# [Problem to work on]
Reproduce the listing exactly and skip over any pictures.

# [Provided material]
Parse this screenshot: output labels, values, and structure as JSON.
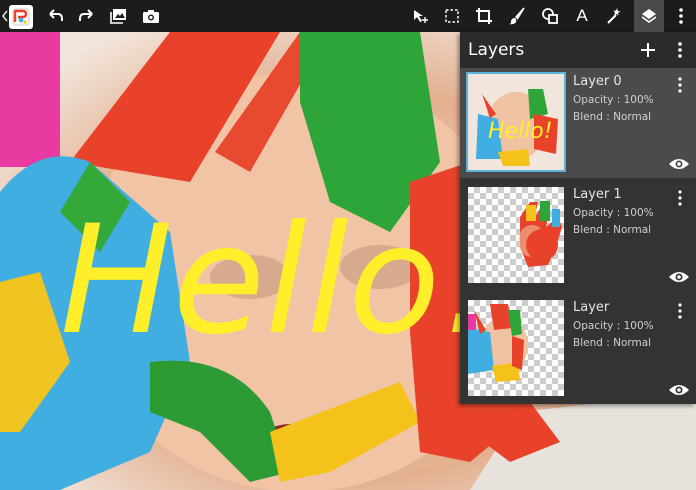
{
  "toolbar": {
    "tools": [
      {
        "id": "undo",
        "icon": "undo-icon"
      },
      {
        "id": "redo",
        "icon": "redo-icon"
      },
      {
        "id": "gallery",
        "icon": "image-icon"
      },
      {
        "id": "camera",
        "icon": "camera-icon"
      },
      {
        "id": "move",
        "icon": "move-icon"
      },
      {
        "id": "select",
        "icon": "selection-icon"
      },
      {
        "id": "crop",
        "icon": "crop-icon"
      },
      {
        "id": "brush",
        "icon": "brush-icon"
      },
      {
        "id": "shape",
        "icon": "shape-icon"
      },
      {
        "id": "text",
        "icon": "text-icon",
        "label": "A"
      },
      {
        "id": "magic",
        "icon": "magic-wand-icon"
      },
      {
        "id": "layers",
        "icon": "layers-icon",
        "active": true
      },
      {
        "id": "more",
        "icon": "more-vertical-icon"
      }
    ]
  },
  "canvas": {
    "drawn_text": "Hello!",
    "text_color": "#ffef2a"
  },
  "layers_panel": {
    "title": "Layers",
    "add_icon": "plus-icon",
    "menu_icon": "more-vertical-icon",
    "layers": [
      {
        "name": "Layer 0",
        "opacity": "Opacity : 100%",
        "blend": "Blend : Normal",
        "selected": true,
        "visible": true
      },
      {
        "name": "Layer 1",
        "opacity": "Opacity : 100%",
        "blend": "Blend : Normal",
        "selected": false,
        "visible": true
      },
      {
        "name": "Layer",
        "opacity": "Opacity : 100%",
        "blend": "Blend : Normal",
        "selected": false,
        "visible": true
      }
    ]
  },
  "colors": {
    "toolbar_bg": "#1c1c1c",
    "panel_bg": "#333333",
    "selected_row": "#4b4b4b",
    "accent": "#5fb3d9"
  }
}
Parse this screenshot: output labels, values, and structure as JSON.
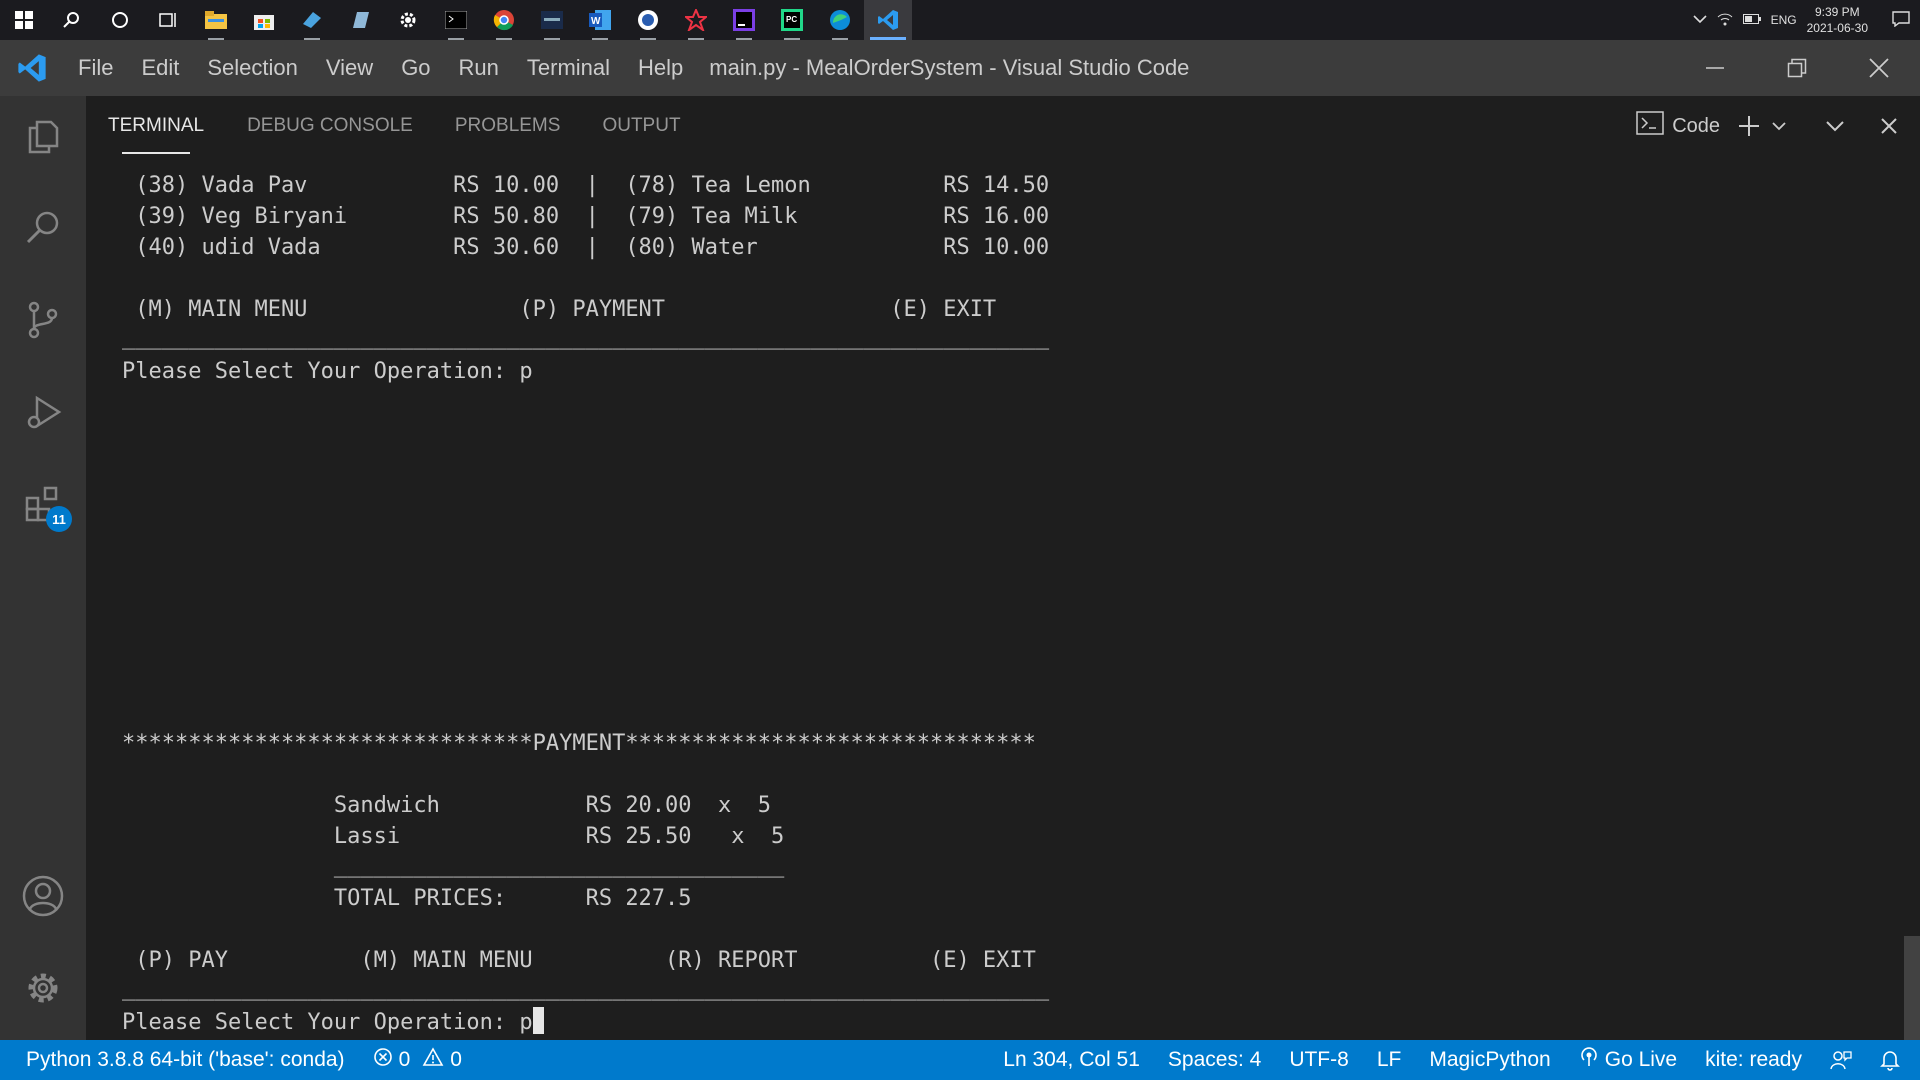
{
  "taskbar": {
    "icons": [
      "windows-start-icon",
      "search-icon",
      "cortana-icon",
      "task-view-icon",
      "file-explorer-icon",
      "store-icon",
      "app-icon",
      "app-icon",
      "settings-gear-icon",
      "terminal-icon",
      "chrome-icon",
      "app-icon",
      "word-icon",
      "app-icon",
      "app-icon",
      "jetbrains-icon",
      "pycharm-icon",
      "edge-icon",
      "vscode-icon"
    ],
    "language": "ENG",
    "time": "9:39 PM",
    "date": "2021-06-30"
  },
  "titlebar": {
    "menu": [
      "File",
      "Edit",
      "Selection",
      "View",
      "Go",
      "Run",
      "Terminal",
      "Help"
    ],
    "title": "main.py - MealOrderSystem - Visual Studio Code"
  },
  "activitybar": {
    "extensions_badge": "11"
  },
  "panel": {
    "tabs": [
      "TERMINAL",
      "DEBUG CONSOLE",
      "PROBLEMS",
      "OUTPUT"
    ],
    "active_tab": "TERMINAL",
    "terminal_name": "Code"
  },
  "terminal": {
    "lines": [
      " (38) Vada Pav           RS 10.00  |  (78) Tea Lemon          RS 14.50",
      " (39) Veg Biryani        RS 50.80  |  (79) Tea Milk           RS 16.00",
      " (40) udid Vada          RS 30.60  |  (80) Water              RS 10.00",
      " (M) MAIN MENU                (P) PAYMENT                 (E) EXIT",
      "______________________________________________________________________",
      "Please Select Your Operation: p",
      "*******************************PAYMENT*******************************",
      "                Sandwich           RS 20.00  x  5",
      "                Lassi              RS 25.50   x  5",
      "                __________________________________",
      "                TOTAL PRICES:      RS 227.5",
      " (P) PAY          (M) MAIN MENU          (R) REPORT          (E) EXIT",
      "______________________________________________________________________",
      "Please Select Your Operation: p"
    ]
  },
  "statusbar": {
    "interpreter": "Python 3.8.8 64-bit ('base': conda)",
    "errors": "0",
    "warnings": "0",
    "position": "Ln 304, Col 51",
    "spaces": "Spaces: 4",
    "encoding": "UTF-8",
    "eol": "LF",
    "language": "MagicPython",
    "golive": "Go Live",
    "kite": "kite: ready"
  },
  "colors": {
    "accent": "#007acc",
    "titlebar": "#3c3c3c",
    "activitybar": "#333333",
    "terminal_bg": "#1e1e1e"
  }
}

# [Complete answer]
Parse this screenshot: output labels, values, and structure as JSON.
{
  "toolbar": {
    "tools": [
      {
        "id": "undo",
        "icon": "undo-icon"
      },
      {
        "id": "redo",
        "icon": "redo-icon"
      },
      {
        "id": "gallery",
        "icon": "image-icon"
      },
      {
        "id": "camera",
        "icon": "camera-icon"
      },
      {
        "id": "move",
        "icon": "move-icon"
      },
      {
        "id": "select",
        "icon": "selection-icon"
      },
      {
        "id": "crop",
        "icon": "crop-icon"
      },
      {
        "id": "brush",
        "icon": "brush-icon"
      },
      {
        "id": "shape",
        "icon": "shape-icon"
      },
      {
        "id": "text",
        "icon": "text-icon",
        "label": "A"
      },
      {
        "id": "magic",
        "icon": "magic-wand-icon"
      },
      {
        "id": "layers",
        "icon": "layers-icon",
        "active": true
      },
      {
        "id": "more",
        "icon": "more-vertical-icon"
      }
    ]
  },
  "canvas": {
    "drawn_text": "Hello!",
    "text_color": "#ffef2a"
  },
  "layers_panel": {
    "title": "Layers",
    "add_icon": "plus-icon",
    "menu_icon": "more-vertical-icon",
    "layers": [
      {
        "name": "Layer 0",
        "opacity": "Opacity : 100%",
        "blend": "Blend : Normal",
        "selected": true,
        "visible": true
      },
      {
        "name": "Layer 1",
        "opacity": "Opacity : 100%",
        "blend": "Blend : Normal",
        "selected": false,
        "visible": true
      },
      {
        "name": "Layer",
        "opacity": "Opacity : 100%",
        "blend": "Blend : Normal",
        "selected": false,
        "visible": true
      }
    ]
  },
  "colors": {
    "toolbar_bg": "#1c1c1c",
    "panel_bg": "#333333",
    "selected_row": "#4b4b4b",
    "accent": "#5fb3d9"
  }
}
Parse this screenshot: output labels, values, and structure as JSON.
{
  "taskbar": {
    "icons": [
      "windows-start-icon",
      "search-icon",
      "cortana-icon",
      "task-view-icon",
      "file-explorer-icon",
      "store-icon",
      "app-icon",
      "app-icon",
      "settings-gear-icon",
      "terminal-icon",
      "chrome-icon",
      "app-icon",
      "word-icon",
      "app-icon",
      "app-icon",
      "jetbrains-icon",
      "pycharm-icon",
      "edge-icon",
      "vscode-icon"
    ],
    "language": "ENG",
    "time": "9:39 PM",
    "date": "2021-06-30"
  },
  "titlebar": {
    "menu": [
      "File",
      "Edit",
      "Selection",
      "View",
      "Go",
      "Run",
      "Terminal",
      "Help"
    ],
    "title": "main.py - MealOrderSystem - Visual Studio Code"
  },
  "activitybar": {
    "extensions_badge": "11"
  },
  "panel": {
    "tabs": [
      "TERMINAL",
      "DEBUG CONSOLE",
      "PROBLEMS",
      "OUTPUT"
    ],
    "active_tab": "TERMINAL",
    "terminal_name": "Code"
  },
  "terminal": {
    "lines": [
      " (38) Vada Pav           RS 10.00  |  (78) Tea Lemon          RS 14.50",
      " (39) Veg Biryani        RS 50.80  |  (79) Tea Milk           RS 16.00",
      " (40) udid Vada          RS 30.60  |  (80) Water              RS 10.00",
      " (M) MAIN MENU                (P) PAYMENT                 (E) EXIT",
      "______________________________________________________________________",
      "Please Select Your Operation: p",
      "*******************************PAYMENT*******************************",
      "                Sandwich           RS 20.00  x  5",
      "                Lassi              RS 25.50   x  5",
      "                __________________________________",
      "                TOTAL PRICES:      RS 227.5",
      " (P) PAY          (M) MAIN MENU          (R) REPORT          (E) EXIT",
      "______________________________________________________________________",
      "Please Select Your Operation: p"
    ]
  },
  "statusbar": {
    "interpreter": "Python 3.8.8 64-bit ('base': conda)",
    "errors": "0",
    "warnings": "0",
    "position": "Ln 304, Col 51",
    "spaces": "Spaces: 4",
    "encoding": "UTF-8",
    "eol": "LF",
    "language": "MagicPython",
    "golive": "Go Live",
    "kite": "kite: ready"
  },
  "colors": {
    "accent": "#007acc",
    "titlebar": "#3c3c3c",
    "activitybar": "#333333",
    "terminal_bg": "#1e1e1e"
  }
}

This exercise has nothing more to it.